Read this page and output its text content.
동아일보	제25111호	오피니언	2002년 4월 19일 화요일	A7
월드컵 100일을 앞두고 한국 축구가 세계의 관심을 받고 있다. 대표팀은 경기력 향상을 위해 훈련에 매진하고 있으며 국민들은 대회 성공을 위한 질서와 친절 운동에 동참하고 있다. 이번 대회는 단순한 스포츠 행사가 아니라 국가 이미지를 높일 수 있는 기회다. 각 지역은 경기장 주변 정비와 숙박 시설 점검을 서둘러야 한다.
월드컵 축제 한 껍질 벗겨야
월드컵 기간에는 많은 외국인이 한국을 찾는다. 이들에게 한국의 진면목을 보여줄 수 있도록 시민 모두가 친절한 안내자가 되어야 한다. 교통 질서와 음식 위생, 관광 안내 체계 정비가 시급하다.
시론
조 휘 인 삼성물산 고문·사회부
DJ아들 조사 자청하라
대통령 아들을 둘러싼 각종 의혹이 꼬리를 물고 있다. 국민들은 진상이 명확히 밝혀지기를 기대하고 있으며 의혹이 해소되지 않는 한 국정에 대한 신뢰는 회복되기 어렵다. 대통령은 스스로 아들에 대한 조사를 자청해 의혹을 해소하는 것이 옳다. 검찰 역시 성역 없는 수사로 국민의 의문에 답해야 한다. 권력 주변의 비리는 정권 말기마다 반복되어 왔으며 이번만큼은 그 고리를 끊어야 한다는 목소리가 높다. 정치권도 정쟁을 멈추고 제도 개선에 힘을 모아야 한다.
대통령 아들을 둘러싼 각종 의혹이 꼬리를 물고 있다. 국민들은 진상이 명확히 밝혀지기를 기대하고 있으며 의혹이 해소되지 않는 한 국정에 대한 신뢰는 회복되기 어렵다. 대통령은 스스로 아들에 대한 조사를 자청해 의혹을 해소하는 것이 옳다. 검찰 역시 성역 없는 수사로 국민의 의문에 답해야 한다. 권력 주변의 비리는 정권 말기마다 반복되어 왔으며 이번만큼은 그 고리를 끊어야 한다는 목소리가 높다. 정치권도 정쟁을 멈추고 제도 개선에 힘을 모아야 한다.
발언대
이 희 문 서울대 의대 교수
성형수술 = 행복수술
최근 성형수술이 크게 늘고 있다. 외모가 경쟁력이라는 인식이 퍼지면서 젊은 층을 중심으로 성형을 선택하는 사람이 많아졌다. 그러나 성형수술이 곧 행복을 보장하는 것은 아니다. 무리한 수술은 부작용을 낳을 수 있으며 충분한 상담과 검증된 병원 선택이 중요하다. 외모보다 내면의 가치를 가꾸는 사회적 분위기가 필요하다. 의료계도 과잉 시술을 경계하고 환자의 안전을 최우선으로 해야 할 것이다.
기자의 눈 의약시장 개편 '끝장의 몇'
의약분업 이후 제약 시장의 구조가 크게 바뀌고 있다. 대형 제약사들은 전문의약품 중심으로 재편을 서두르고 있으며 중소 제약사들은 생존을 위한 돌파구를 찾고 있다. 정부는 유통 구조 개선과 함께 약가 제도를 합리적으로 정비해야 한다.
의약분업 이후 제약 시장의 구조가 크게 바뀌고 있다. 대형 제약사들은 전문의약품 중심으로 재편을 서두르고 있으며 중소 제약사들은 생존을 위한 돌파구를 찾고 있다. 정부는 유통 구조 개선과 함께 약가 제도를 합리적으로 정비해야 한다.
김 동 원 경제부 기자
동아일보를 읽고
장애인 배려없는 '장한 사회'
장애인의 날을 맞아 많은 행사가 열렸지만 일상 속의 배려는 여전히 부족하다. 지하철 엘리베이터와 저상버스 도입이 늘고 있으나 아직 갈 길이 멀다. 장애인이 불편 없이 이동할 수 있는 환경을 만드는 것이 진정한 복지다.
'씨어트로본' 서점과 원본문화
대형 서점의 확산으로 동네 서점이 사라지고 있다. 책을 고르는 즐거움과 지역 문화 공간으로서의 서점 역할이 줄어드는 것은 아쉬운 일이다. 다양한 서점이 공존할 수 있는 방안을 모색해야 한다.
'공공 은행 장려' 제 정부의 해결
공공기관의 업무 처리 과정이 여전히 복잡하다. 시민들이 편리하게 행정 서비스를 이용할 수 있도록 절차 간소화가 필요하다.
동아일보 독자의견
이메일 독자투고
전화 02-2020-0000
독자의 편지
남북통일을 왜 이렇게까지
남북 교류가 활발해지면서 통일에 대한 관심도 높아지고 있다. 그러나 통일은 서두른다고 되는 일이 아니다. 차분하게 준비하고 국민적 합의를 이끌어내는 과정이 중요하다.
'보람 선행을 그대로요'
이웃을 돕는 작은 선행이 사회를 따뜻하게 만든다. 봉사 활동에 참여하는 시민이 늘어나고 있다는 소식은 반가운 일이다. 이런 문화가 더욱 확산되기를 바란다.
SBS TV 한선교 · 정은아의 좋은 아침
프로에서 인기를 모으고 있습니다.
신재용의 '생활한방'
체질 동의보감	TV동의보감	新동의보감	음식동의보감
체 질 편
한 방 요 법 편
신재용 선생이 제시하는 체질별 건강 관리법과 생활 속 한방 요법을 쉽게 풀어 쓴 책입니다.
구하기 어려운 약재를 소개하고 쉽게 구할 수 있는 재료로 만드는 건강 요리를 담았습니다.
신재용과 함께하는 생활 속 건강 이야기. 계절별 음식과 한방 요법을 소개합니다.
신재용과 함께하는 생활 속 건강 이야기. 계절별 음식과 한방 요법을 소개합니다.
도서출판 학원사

--

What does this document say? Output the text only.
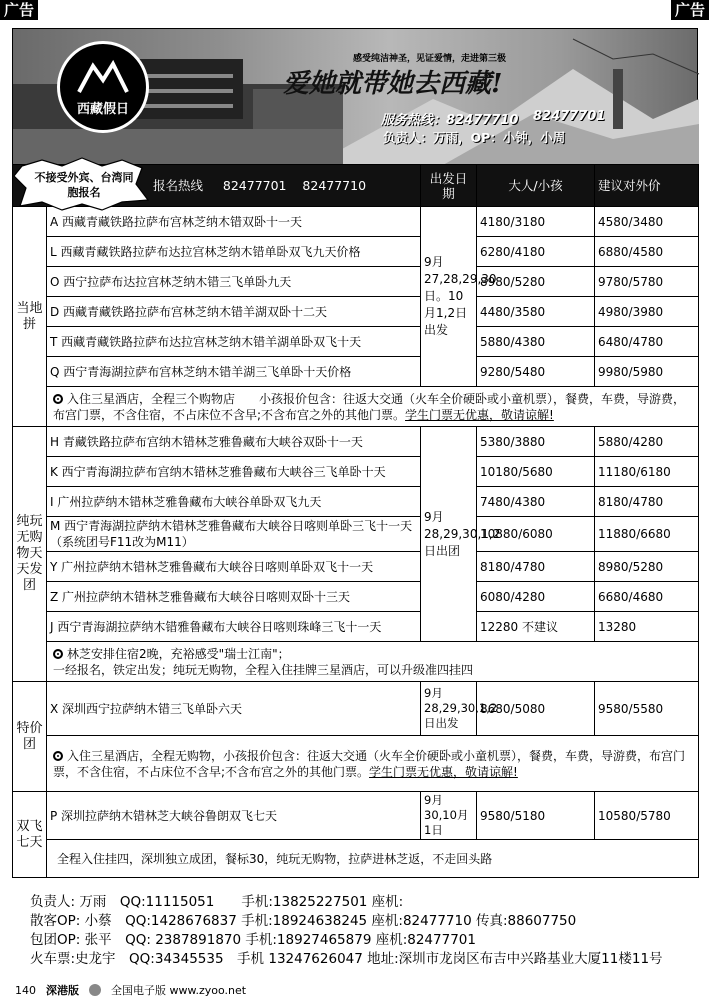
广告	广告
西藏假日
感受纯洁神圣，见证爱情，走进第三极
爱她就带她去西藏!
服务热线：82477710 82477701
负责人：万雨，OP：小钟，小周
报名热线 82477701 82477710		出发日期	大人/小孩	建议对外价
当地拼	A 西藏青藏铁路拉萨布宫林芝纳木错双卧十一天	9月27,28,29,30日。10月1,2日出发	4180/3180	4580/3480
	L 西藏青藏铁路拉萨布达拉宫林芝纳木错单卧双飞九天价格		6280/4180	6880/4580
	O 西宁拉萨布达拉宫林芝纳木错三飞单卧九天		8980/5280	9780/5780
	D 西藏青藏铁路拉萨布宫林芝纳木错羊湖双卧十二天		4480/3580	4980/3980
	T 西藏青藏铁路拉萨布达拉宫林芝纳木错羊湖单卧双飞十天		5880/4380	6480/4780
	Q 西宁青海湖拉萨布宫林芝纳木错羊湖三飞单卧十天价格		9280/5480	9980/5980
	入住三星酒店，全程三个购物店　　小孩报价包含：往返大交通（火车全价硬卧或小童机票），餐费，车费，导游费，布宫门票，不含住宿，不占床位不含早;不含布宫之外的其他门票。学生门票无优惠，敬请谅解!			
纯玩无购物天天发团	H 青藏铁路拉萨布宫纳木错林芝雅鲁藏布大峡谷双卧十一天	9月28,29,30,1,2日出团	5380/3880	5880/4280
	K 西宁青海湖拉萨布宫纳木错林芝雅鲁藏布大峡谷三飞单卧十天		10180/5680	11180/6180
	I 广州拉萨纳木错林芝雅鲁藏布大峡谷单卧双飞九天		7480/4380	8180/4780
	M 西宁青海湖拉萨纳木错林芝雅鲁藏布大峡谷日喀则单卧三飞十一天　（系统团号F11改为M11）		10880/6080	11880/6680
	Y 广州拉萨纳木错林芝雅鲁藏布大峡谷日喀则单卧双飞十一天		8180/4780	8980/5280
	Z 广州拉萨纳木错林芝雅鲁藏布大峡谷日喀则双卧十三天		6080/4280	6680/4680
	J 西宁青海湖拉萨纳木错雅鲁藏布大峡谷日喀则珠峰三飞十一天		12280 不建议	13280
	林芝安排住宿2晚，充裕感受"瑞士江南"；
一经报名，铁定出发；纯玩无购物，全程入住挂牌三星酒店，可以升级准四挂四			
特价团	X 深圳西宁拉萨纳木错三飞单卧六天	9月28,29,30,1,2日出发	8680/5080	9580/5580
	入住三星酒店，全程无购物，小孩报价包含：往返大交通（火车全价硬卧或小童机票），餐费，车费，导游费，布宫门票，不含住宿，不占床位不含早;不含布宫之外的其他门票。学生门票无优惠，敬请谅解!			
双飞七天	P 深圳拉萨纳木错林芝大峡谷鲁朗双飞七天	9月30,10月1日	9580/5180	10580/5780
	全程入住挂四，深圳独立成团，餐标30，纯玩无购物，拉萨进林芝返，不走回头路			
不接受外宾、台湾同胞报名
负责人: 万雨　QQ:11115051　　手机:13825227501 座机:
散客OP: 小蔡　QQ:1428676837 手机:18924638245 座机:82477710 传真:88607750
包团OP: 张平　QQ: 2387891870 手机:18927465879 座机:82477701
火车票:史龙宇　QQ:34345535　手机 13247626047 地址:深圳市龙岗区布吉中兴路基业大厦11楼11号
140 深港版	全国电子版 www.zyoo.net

◆ GOAL OF THE EXERCISE
All lines of the data above that include the word "小孩报价包含" must be shown.

◆ EXERCISE SOLUTION
	入住三星酒店，全程三个购物店　　小孩报价包含：往返大交通（火车全价硬卧或小童机票），餐费，车费，导游费，布宫门票，不含住宿，不占床位不含早;不含布宫之外的其他门票。学生门票无优惠，敬请谅解!			
	入住三星酒店，全程无购物，小孩报价包含：往返大交通（火车全价硬卧或小童机票），餐费，车费，导游费，布宫门票，不含住宿，不占床位不含早;不含布宫之外的其他门票。学生门票无优惠，敬请谅解!			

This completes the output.